[Data extracted from a collection]
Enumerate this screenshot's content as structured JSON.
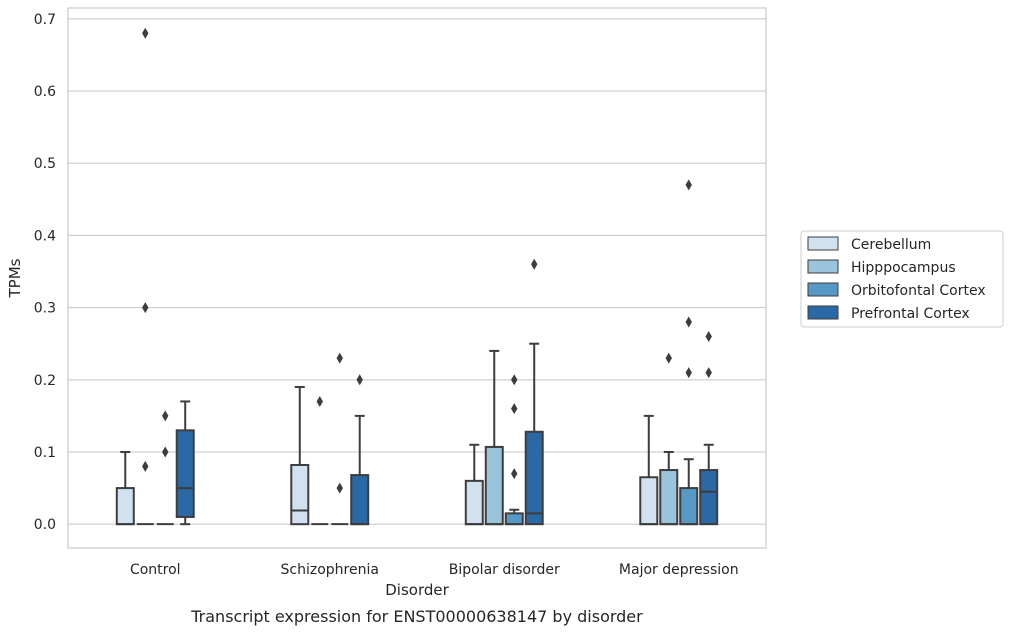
{
  "chart_data": {
    "type": "boxplot",
    "title": "",
    "caption": "Transcript expression for ENST00000638147 by disorder",
    "xlabel": "Disorder",
    "ylabel": "TPMs",
    "ylim": [
      -0.033,
      0.715
    ],
    "yticks": [
      0.0,
      0.1,
      0.2,
      0.3,
      0.4,
      0.5,
      0.6,
      0.7
    ],
    "ytick_labels": [
      "0.0",
      "0.1",
      "0.2",
      "0.3",
      "0.4",
      "0.5",
      "0.6",
      "0.7"
    ],
    "grid": "horizontal",
    "legend_position": "right, outside plot",
    "categories": [
      "Control",
      "Schizophrenia",
      "Bipolar disorder",
      "Major depression"
    ],
    "series": [
      {
        "name": "Cerebellum",
        "color": "#d1e1f0",
        "boxes": [
          {
            "whislo": 0.0,
            "q1": 0.0,
            "median": 0.0,
            "q3": 0.05,
            "whishi": 0.1,
            "fliers": []
          },
          {
            "whislo": 0.0,
            "q1": 0.0,
            "median": 0.019,
            "q3": 0.082,
            "whishi": 0.19,
            "fliers": []
          },
          {
            "whislo": 0.0,
            "q1": 0.0,
            "median": 0.0,
            "q3": 0.06,
            "whishi": 0.11,
            "fliers": []
          },
          {
            "whislo": 0.0,
            "q1": 0.0,
            "median": 0.0,
            "q3": 0.065,
            "whishi": 0.15,
            "fliers": []
          }
        ]
      },
      {
        "name": "Hipppocampus",
        "color": "#9ac3dc",
        "boxes": [
          {
            "whislo": 0.0,
            "q1": 0.0,
            "median": 0.0,
            "q3": 0.0,
            "whishi": 0.0,
            "fliers": [
              0.08,
              0.3,
              0.68
            ]
          },
          {
            "whislo": 0.0,
            "q1": 0.0,
            "median": 0.0,
            "q3": 0.0,
            "whishi": 0.0,
            "fliers": [
              0.17
            ]
          },
          {
            "whislo": 0.0,
            "q1": 0.0,
            "median": 0.0,
            "q3": 0.107,
            "whishi": 0.24,
            "fliers": []
          },
          {
            "whislo": 0.0,
            "q1": 0.0,
            "median": 0.0,
            "q3": 0.075,
            "whishi": 0.1,
            "fliers": [
              0.23
            ]
          }
        ]
      },
      {
        "name": "Orbitofontal Cortex",
        "color": "#5898c7",
        "boxes": [
          {
            "whislo": 0.0,
            "q1": 0.0,
            "median": 0.0,
            "q3": 0.0,
            "whishi": 0.0,
            "fliers": [
              0.1,
              0.15
            ]
          },
          {
            "whislo": 0.0,
            "q1": 0.0,
            "median": 0.0,
            "q3": 0.0,
            "whishi": 0.0,
            "fliers": [
              0.05,
              0.23
            ]
          },
          {
            "whislo": 0.0,
            "q1": 0.0,
            "median": 0.0,
            "q3": 0.015,
            "whishi": 0.02,
            "fliers": [
              0.07,
              0.16,
              0.2
            ]
          },
          {
            "whislo": 0.0,
            "q1": 0.0,
            "median": 0.0,
            "q3": 0.05,
            "whishi": 0.09,
            "fliers": [
              0.21,
              0.28,
              0.47
            ]
          }
        ]
      },
      {
        "name": "Prefrontal Cortex",
        "color": "#2a68a6",
        "boxes": [
          {
            "whislo": 0.0,
            "q1": 0.01,
            "median": 0.05,
            "q3": 0.13,
            "whishi": 0.17,
            "fliers": []
          },
          {
            "whislo": 0.0,
            "q1": 0.0,
            "median": 0.0,
            "q3": 0.068,
            "whishi": 0.15,
            "fliers": [
              0.2
            ]
          },
          {
            "whislo": 0.0,
            "q1": 0.0,
            "median": 0.015,
            "q3": 0.128,
            "whishi": 0.25,
            "fliers": [
              0.36
            ]
          },
          {
            "whislo": 0.0,
            "q1": 0.0,
            "median": 0.045,
            "q3": 0.075,
            "whishi": 0.11,
            "fliers": [
              0.21,
              0.26
            ]
          }
        ]
      }
    ]
  }
}
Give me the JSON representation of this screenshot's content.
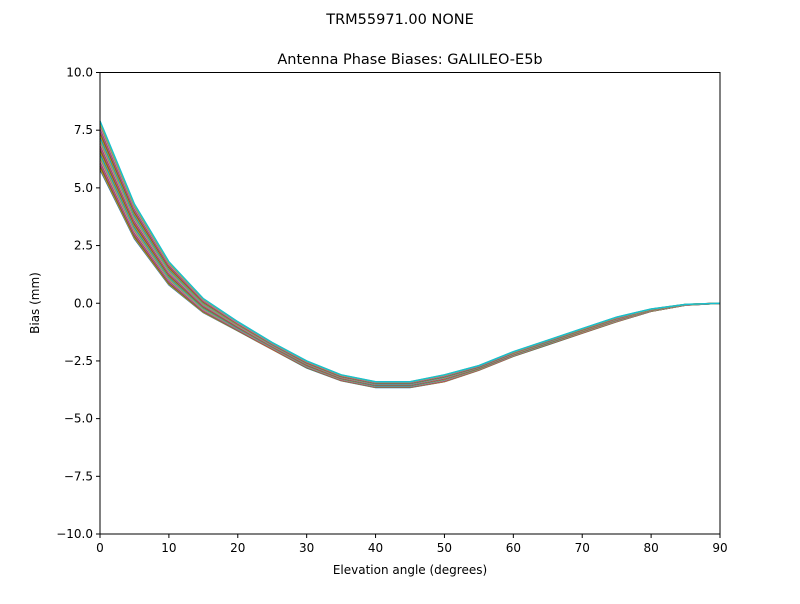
{
  "suptitle": "TRM55971.00      NONE",
  "chart_data": {
    "type": "line",
    "title": "Antenna Phase Biases: GALILEO-E5b",
    "xlabel": "Elevation angle (degrees)",
    "ylabel": "Bias (mm)",
    "xlim": [
      0,
      90
    ],
    "ylim": [
      -10,
      10
    ],
    "xticks": [
      0,
      10,
      20,
      30,
      40,
      50,
      60,
      70,
      80,
      90
    ],
    "yticks": [
      -10.0,
      -7.5,
      -5.0,
      -2.5,
      0.0,
      2.5,
      5.0,
      7.5,
      10.0
    ],
    "ytick_labels": [
      "−10.0",
      "−7.5",
      "−5.0",
      "−2.5",
      "0.0",
      "2.5",
      "5.0",
      "7.5",
      "10.0"
    ],
    "xtick_labels": [
      "0",
      "10",
      "20",
      "30",
      "40",
      "50",
      "60",
      "70",
      "80",
      "90"
    ],
    "grid": false,
    "legend": null,
    "x": [
      0,
      5,
      10,
      15,
      20,
      25,
      30,
      35,
      40,
      45,
      50,
      55,
      60,
      65,
      70,
      75,
      80,
      85,
      90
    ],
    "series_note": "Many overlapping azimuth curves; envelope described by min/max series",
    "series": [
      {
        "name": "upper",
        "color": "#17becf",
        "values": [
          7.9,
          4.3,
          1.8,
          0.2,
          -0.8,
          -1.7,
          -2.5,
          -3.1,
          -3.4,
          -3.4,
          -3.1,
          -2.7,
          -2.1,
          -1.6,
          -1.1,
          -0.6,
          -0.25,
          -0.05,
          0.0
        ]
      },
      {
        "name": "mean",
        "color": "#2ca02c",
        "values": [
          6.8,
          3.6,
          1.3,
          -0.1,
          -1.0,
          -1.8,
          -2.6,
          -3.2,
          -3.5,
          -3.5,
          -3.25,
          -2.8,
          -2.2,
          -1.7,
          -1.2,
          -0.7,
          -0.3,
          -0.05,
          0.0
        ]
      },
      {
        "name": "lower",
        "color": "#e377c2",
        "values": [
          5.8,
          2.8,
          0.8,
          -0.4,
          -1.2,
          -2.0,
          -2.8,
          -3.35,
          -3.65,
          -3.65,
          -3.4,
          -2.9,
          -2.3,
          -1.8,
          -1.3,
          -0.8,
          -0.35,
          -0.08,
          0.0
        ]
      }
    ],
    "palette": [
      "#1f77b4",
      "#ff7f0e",
      "#2ca02c",
      "#d62728",
      "#9467bd",
      "#8c564b",
      "#e377c2",
      "#7f7f7f",
      "#bcbd22",
      "#17becf"
    ]
  }
}
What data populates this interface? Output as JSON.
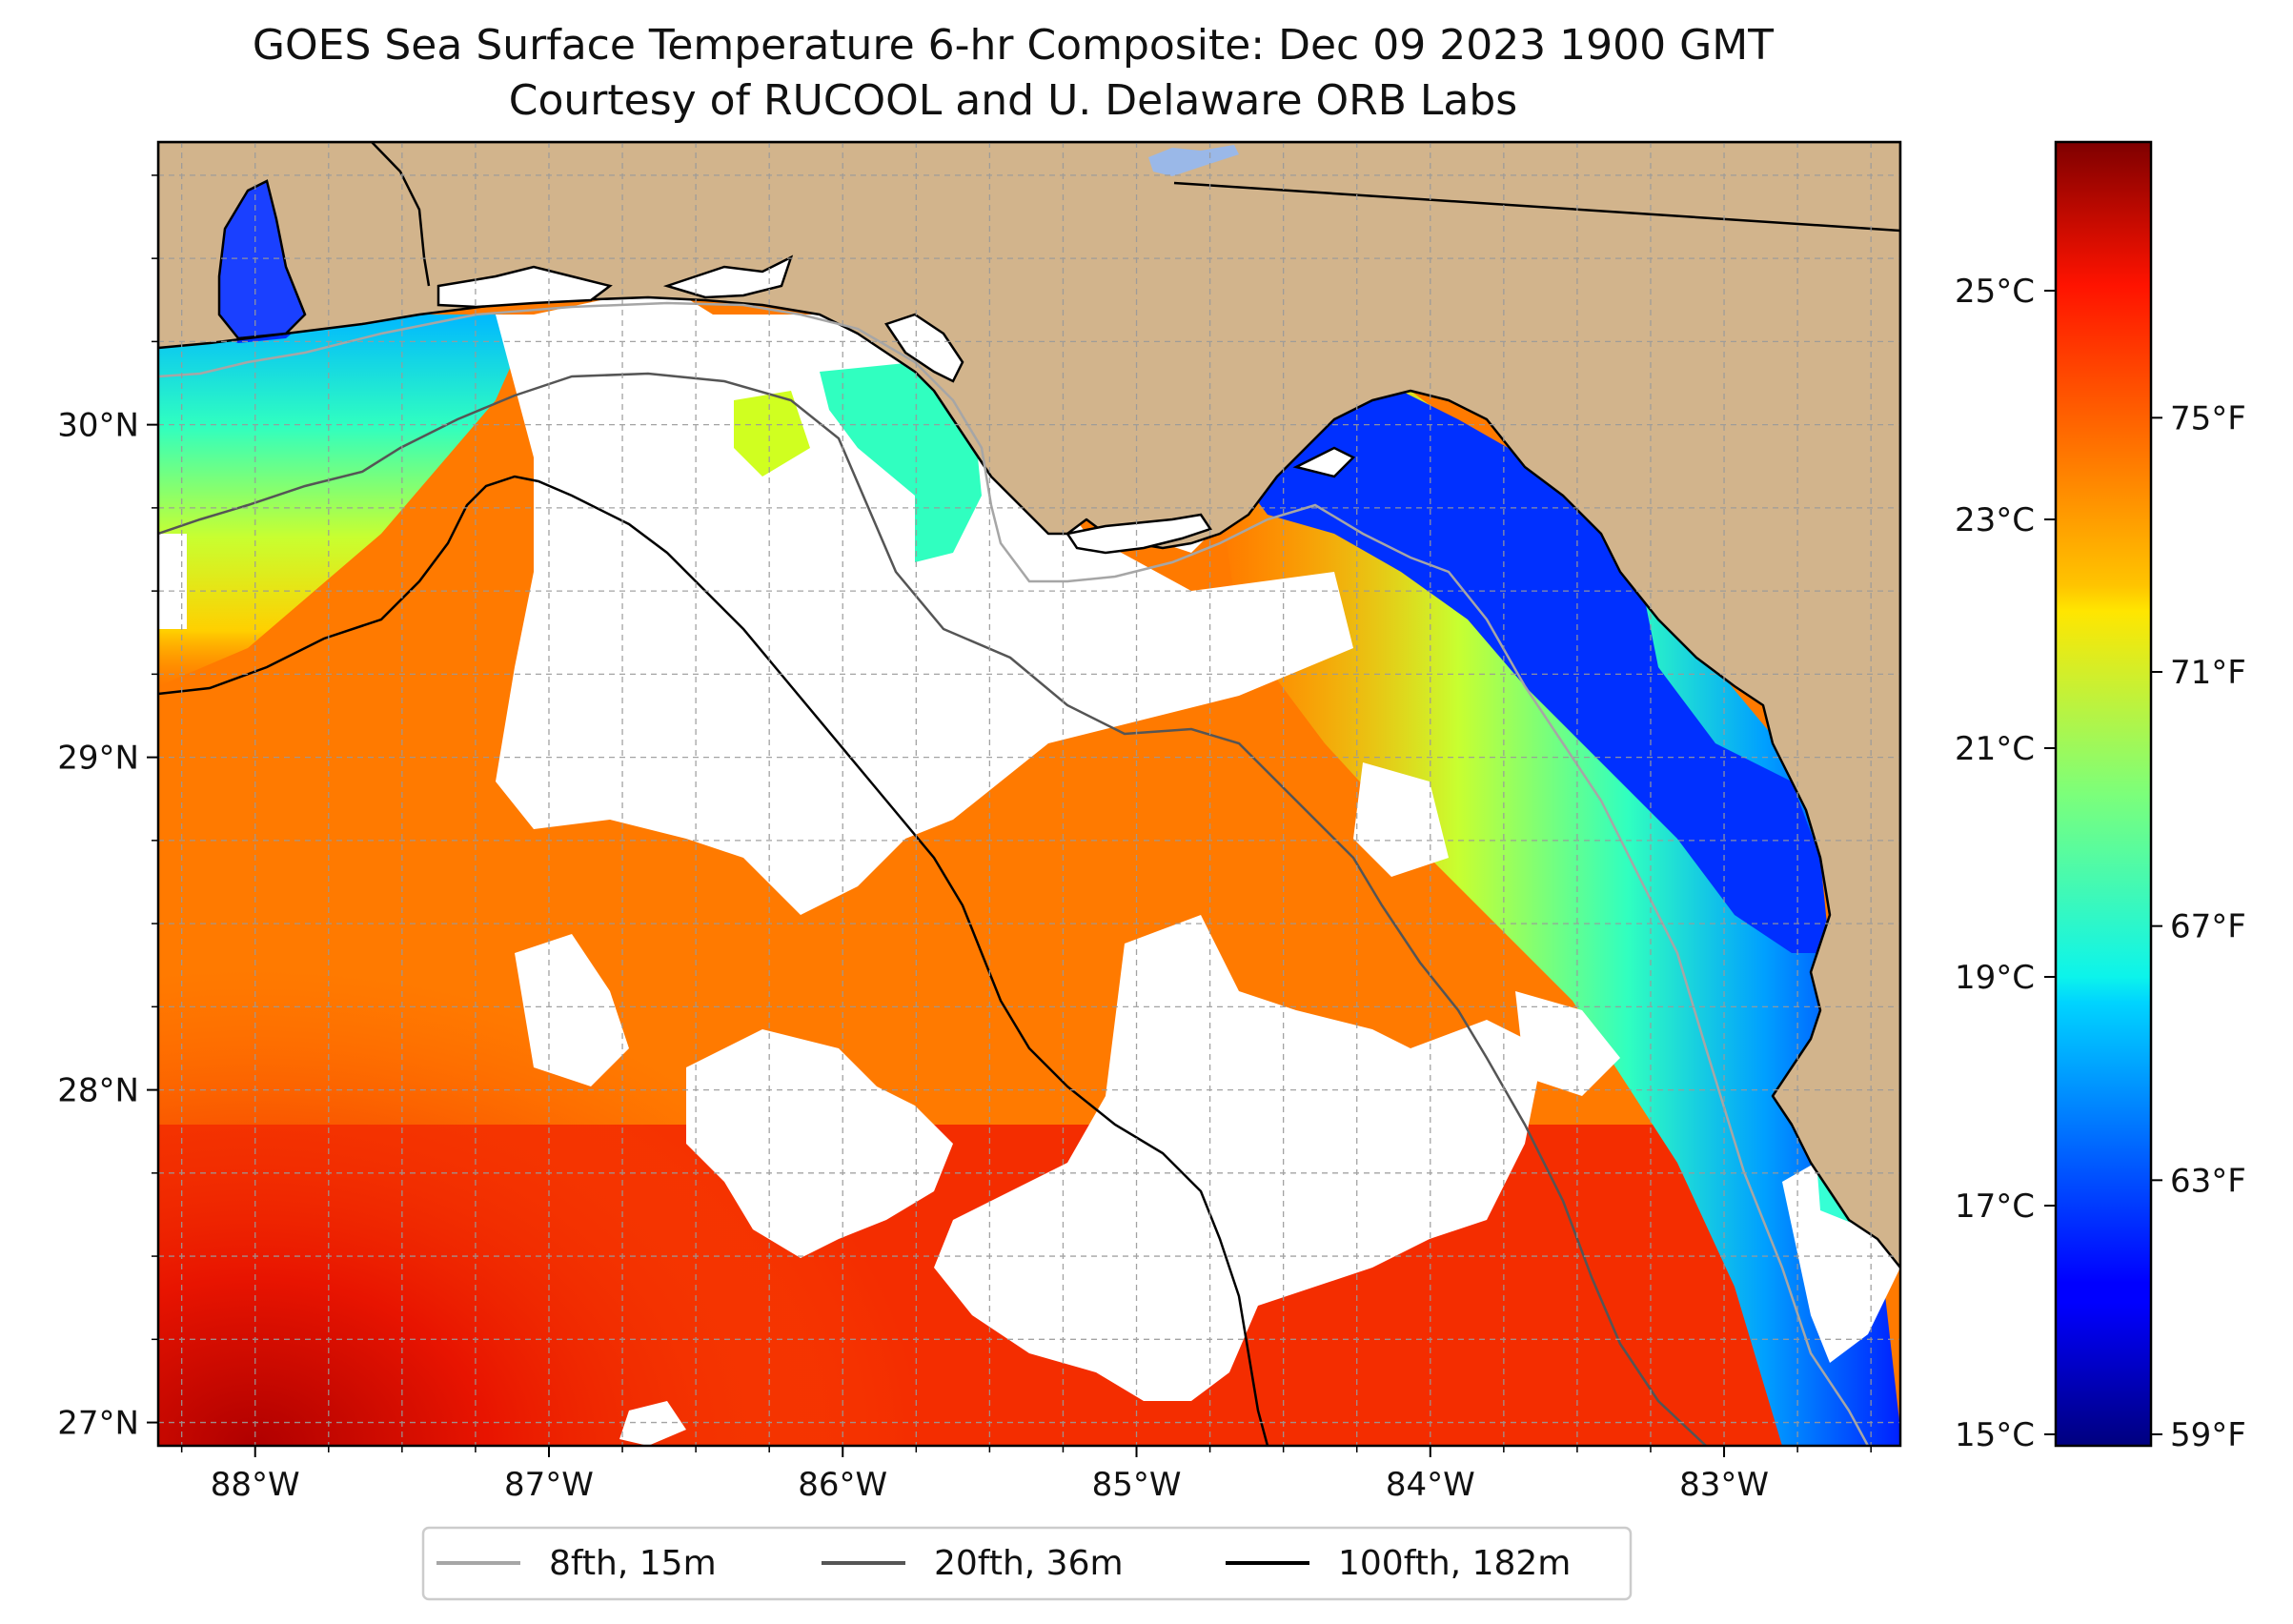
{
  "title": {
    "line1": "GOES Sea Surface Temperature 6-hr Composite: Dec 09 2023 1900 GMT",
    "line2": "Courtesy of RUCOOL and U. Delaware ORB Labs"
  },
  "map": {
    "lon_range": [
      -88.33,
      -82.4
    ],
    "lat_range": [
      26.93,
      30.85
    ],
    "lon_ticks": [
      {
        "value": -88,
        "label": "88°W"
      },
      {
        "value": -87,
        "label": "87°W"
      },
      {
        "value": -86,
        "label": "86°W"
      },
      {
        "value": -85,
        "label": "85°W"
      },
      {
        "value": -84,
        "label": "84°W"
      },
      {
        "value": -83,
        "label": "83°W"
      }
    ],
    "lat_ticks": [
      {
        "value": 30,
        "label": "30°N"
      },
      {
        "value": 29,
        "label": "29°N"
      },
      {
        "value": 28,
        "label": "28°N"
      },
      {
        "value": 27,
        "label": "27°N"
      }
    ],
    "grid": true,
    "colors": {
      "land": "#D2B48C",
      "no_data": "#ffffff",
      "contour_15m": "#a6a6a6",
      "contour_36m": "#555555",
      "contour_182m": "#000000"
    }
  },
  "colorbar": {
    "colormap": "jet",
    "celsius_range": [
      14.9,
      26.3
    ],
    "celsius_ticks": [
      {
        "value": 25,
        "label": "25°C"
      },
      {
        "value": 23,
        "label": "23°C"
      },
      {
        "value": 21,
        "label": "21°C"
      },
      {
        "value": 19,
        "label": "19°C"
      },
      {
        "value": 17,
        "label": "17°C"
      },
      {
        "value": 15,
        "label": "15°C"
      }
    ],
    "fahrenheit_ticks": [
      {
        "value": 75,
        "label": "75°F"
      },
      {
        "value": 71,
        "label": "71°F"
      },
      {
        "value": 67,
        "label": "67°F"
      },
      {
        "value": 63,
        "label": "63°F"
      },
      {
        "value": 59,
        "label": "59°F"
      }
    ]
  },
  "legend": {
    "placement": "bottom-center",
    "entries": [
      {
        "label": "8fth, 15m",
        "color": "#a6a6a6"
      },
      {
        "label": "20fth, 36m",
        "color": "#555555"
      },
      {
        "label": "100fth, 182m",
        "color": "#000000"
      }
    ]
  }
}
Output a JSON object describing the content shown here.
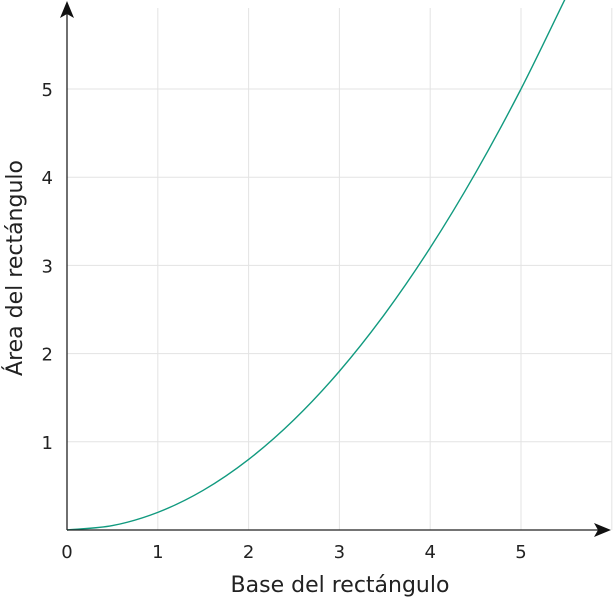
{
  "chart_data": {
    "type": "line",
    "xlabel": "Base del rectángulo",
    "ylabel": "Área del rectángulo",
    "xlim": [
      0,
      6
    ],
    "ylim": [
      0,
      6
    ],
    "x_ticks": [
      "0",
      "1",
      "2",
      "3",
      "4",
      "5"
    ],
    "y_ticks": [
      "1",
      "2",
      "3",
      "4",
      "5"
    ],
    "grid": true,
    "series": [
      {
        "color": "#119a7f",
        "x": [
          0,
          0.5,
          1,
          1.5,
          2,
          2.5,
          3,
          3.5,
          4,
          4.5,
          5,
          5.5
        ],
        "y": [
          0,
          0.05,
          0.2,
          0.45,
          0.8,
          1.25,
          1.8,
          2.45,
          3.2,
          4.05,
          5.0,
          6.05
        ]
      }
    ]
  }
}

> Work to do
Tally the lines of the listing that include "name". Reply with nothing but the count.

> Correct answer
7